Start Data supplied
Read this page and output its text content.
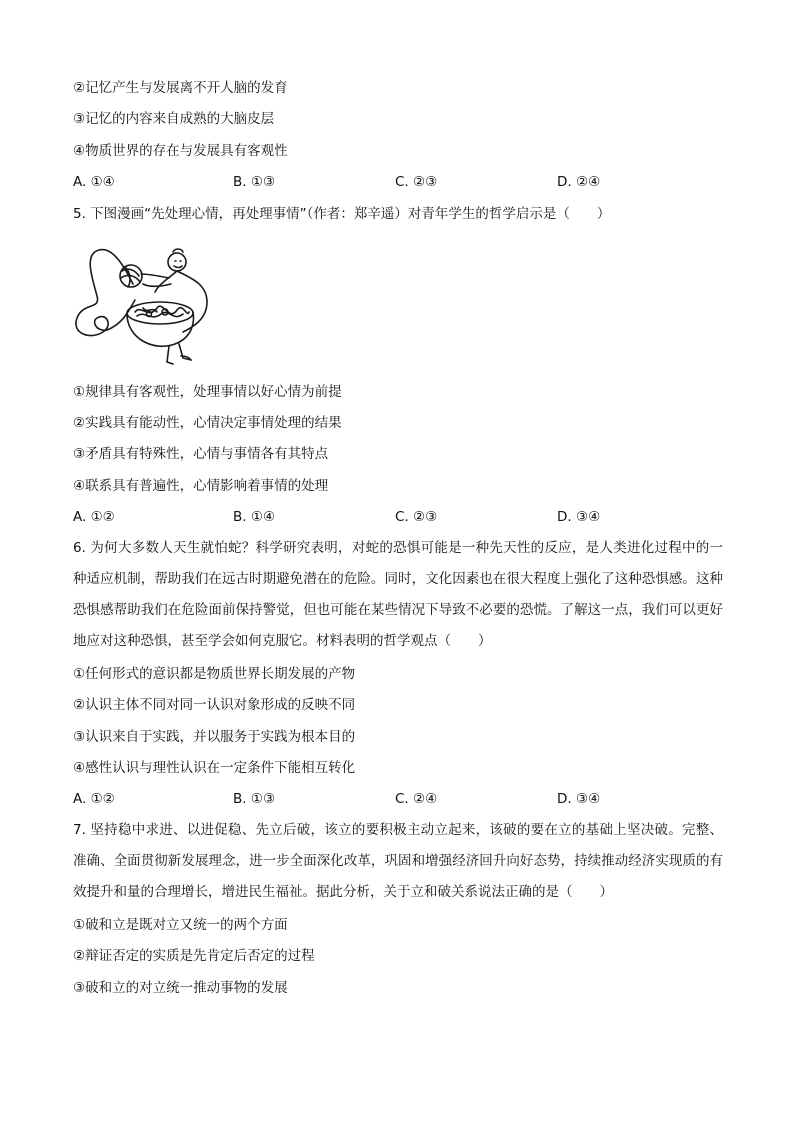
②记忆产生与发展离不开人脑的发育
③记忆的内容来自成熟的大脑皮层
④物质世界的存在与发展具有客观性
A. ①④	B. ①③	C. ②③	D. ②④
5. 下图漫画“先处理心情，再处理事情”（作者：郑辛遥）对青年学生的哲学启示是（　　）
①规律具有客观性，处理事情以好心情为前提
②实践具有能动性，心情决定事情处理的结果
③矛盾具有特殊性，心情与事情各有其特点
④联系具有普遍性，心情影响着事情的处理
A. ①②	B. ①④	C. ②③	D. ③④
6. 为何大多数人天生就怕蛇？科学研究表明，对蛇的恐惧可能是一种先天性的反应，是人类进化过程中的一种适应机制，帮助我们在远古时期避免潜在的危险。同时，文化因素也在很大程度上强化了这种恐惧感。这种恐惧感帮助我们在危险面前保持警觉，但也可能在某些情况下导致不必要的恐慌。了解这一点，我们可以更好地应对这种恐惧，甚至学会如何克服它。材料表明的哲学观点（　　）
①任何形式的意识都是物质世界长期发展的产物
②认识主体不同对同一认识对象形成的反映不同
③认识来自于实践，并以服务于实践为根本目的
④感性认识与理性认识在一定条件下能相互转化
A. ①②	B. ①③	C. ②④	D. ③④
7. 坚持稳中求进、以进促稳、先立后破，该立的要积极主动立起来，该破的要在立的基础上坚决破。完整、准确、全面贯彻新发展理念，进一步全面深化改革，巩固和增强经济回升向好态势，持续推动经济实现质的有效提升和量的合理增长，增进民生福祉。据此分析，关于立和破关系说法正确的是（　　）
①破和立是既对立又统一的两个方面
②辩证否定的实质是先肯定后否定的过程
③破和立的对立统一推动事物的发展
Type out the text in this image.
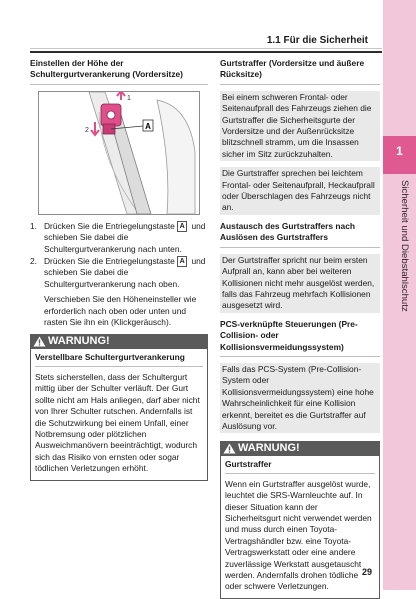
1.1 Für die Sicherheit
1
Sicherheit und Diebstahlschutz
Einstellen der Höhe der Schultergurtverankerung (Vordersitze)
A
1
2
1. Drücken Sie die Entriegelungstaste A und schieben Sie dabei die Schultergurtverankerung nach unten.
2. Drücken Sie die Entriegelungstaste A und schieben Sie dabei die Schultergurtverankerung nach oben.

Verschieben Sie den Höheneinsteller wie erforderlich nach oben oder unten und rasten Sie ihn ein (Klickgeräusch).

WARNUNG!
Verstellbare Schultergurtverankerung
Stets sicherstellen, dass der Schultergurt mittig über der Schulter verläuft. Der Gurt sollte nicht am Hals anliegen, darf aber nicht von Ihrer Schulter rutschen. Andernfalls ist die Schutzwirkung bei einem Unfall, einer Notbremsung oder plötzlichen Ausweichmanövern beeinträchtigt, wodurch sich das Risiko von ernsten oder sogar tödlichen Verletzungen erhöht.
Gurtstraffer (Vordersitze und äußere Rücksitze)

Bei einem schweren Frontal- oder Seitenaufprall des Fahrzeugs ziehen die Gurtstraffer die Sicherheitsgurte der Vordersitze und der Außenrücksitze blitzschnell stramm, um die Insassen sicher im Sitz zurückzuhalten.

Die Gurtstraffer sprechen bei leichtem Frontal- oder Seitenaufprall, Heckaufprall oder Überschlagen des Fahrzeugs nicht an.

Austausch des Gurtstraffers nach Auslösen des Gurtstraffers

Der Gurtstraffer spricht nur beim ersten Aufprall an, kann aber bei weiteren Kollisionen nicht mehr ausgelöst werden, falls das Fahrzeug mehrfach Kollisionen ausgesetzt wird.

PCS-verknüpfte Steuerungen (Pre-Collision- oder Kollisionsvermeidungssystem)

Falls das PCS-System (Pre-Collision-System oder Kollisionsvermeidungssystem) eine hohe Wahrscheinlichkeit für eine Kollision erkennt, bereitet es die Gurtstraffer auf Auslösung vor.

WARNUNG!
Gurtstraffer
Wenn ein Gurtstraffer ausgelöst wurde, leuchtet die SRS-Warnleuchte auf. In dieser Situation kann der Sicherheitsgurt nicht verwendet werden und muss durch einen Toyota-Vertragshändler bzw. eine Toyota-Vertragswerkstatt oder eine andere zuverlässige Werkstatt ausgetauscht werden. Andernfalls drohen tödliche oder schwere Verletzungen.
29
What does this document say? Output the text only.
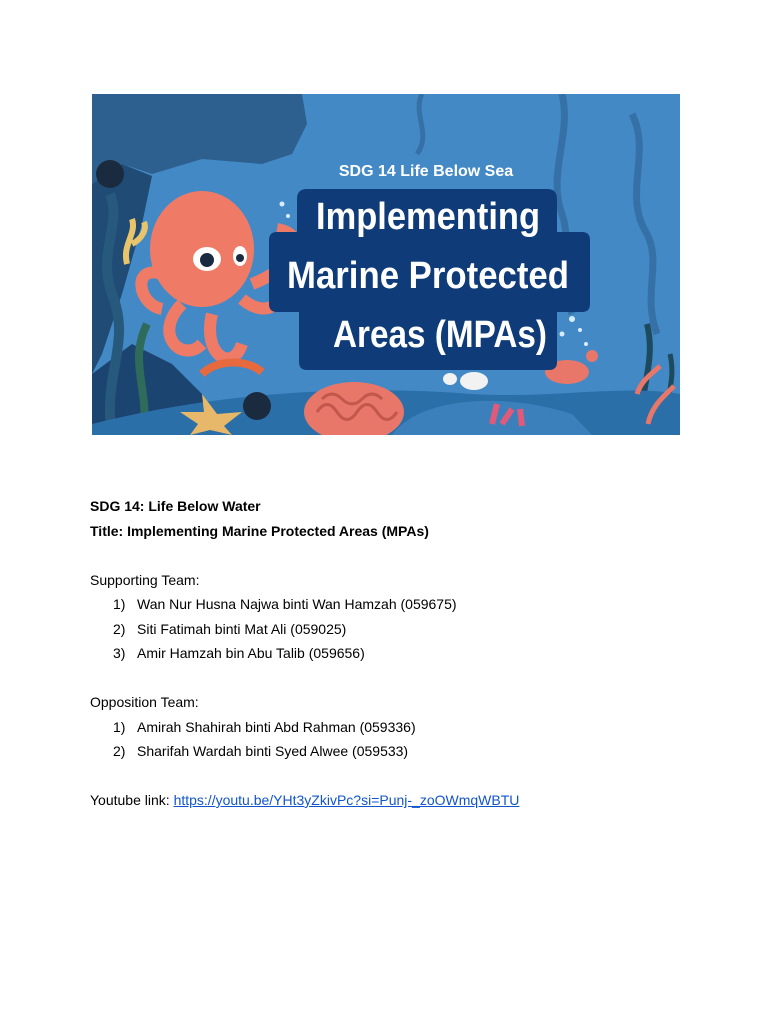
SDG 14 Life Below Sea
Implementing
Marine Protected
Areas (MPAs)
SDG 14: Life Below Water
Title: Implementing Marine Protected Areas (MPAs)
Supporting Team:
1) Wan Nur Husna Najwa binti Wan Hamzah (059675)
2) Siti Fatimah binti Mat Ali (059025)
3) Amir Hamzah bin Abu Talib (059656)
Opposition Team:
1) Amirah Shahirah binti Abd Rahman (059336)
2) Sharifah Wardah binti Syed Alwee (059533)
Youtube link: https://youtu.be/YHt3yZkivPc?si=Punj-_zoOWmqWBTU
End Data supplied
**What is being asked:**
Reproduce nothing but the lines that run from the line containing "What does this" through the last line of the records, inclusive. Omit the pictures.

**Exercise answer:**
What does this document say? Output the text only.
SDG 14 Life Below Sea
Implementing
Marine Protected
Areas (MPAs)
SDG 14: Life Below Water
Title: Implementing Marine Protected Areas (MPAs)
Supporting Team:
1) Wan Nur Husna Najwa binti Wan Hamzah (059675)
2) Siti Fatimah binti Mat Ali (059025)
3) Amir Hamzah bin Abu Talib (059656)
Opposition Team:
1) Amirah Shahirah binti Abd Rahman (059336)
2) Sharifah Wardah binti Syed Alwee (059533)
Youtube link: https://youtu.be/YHt3yZkivPc?si=Punj-_zoOWmqWBTU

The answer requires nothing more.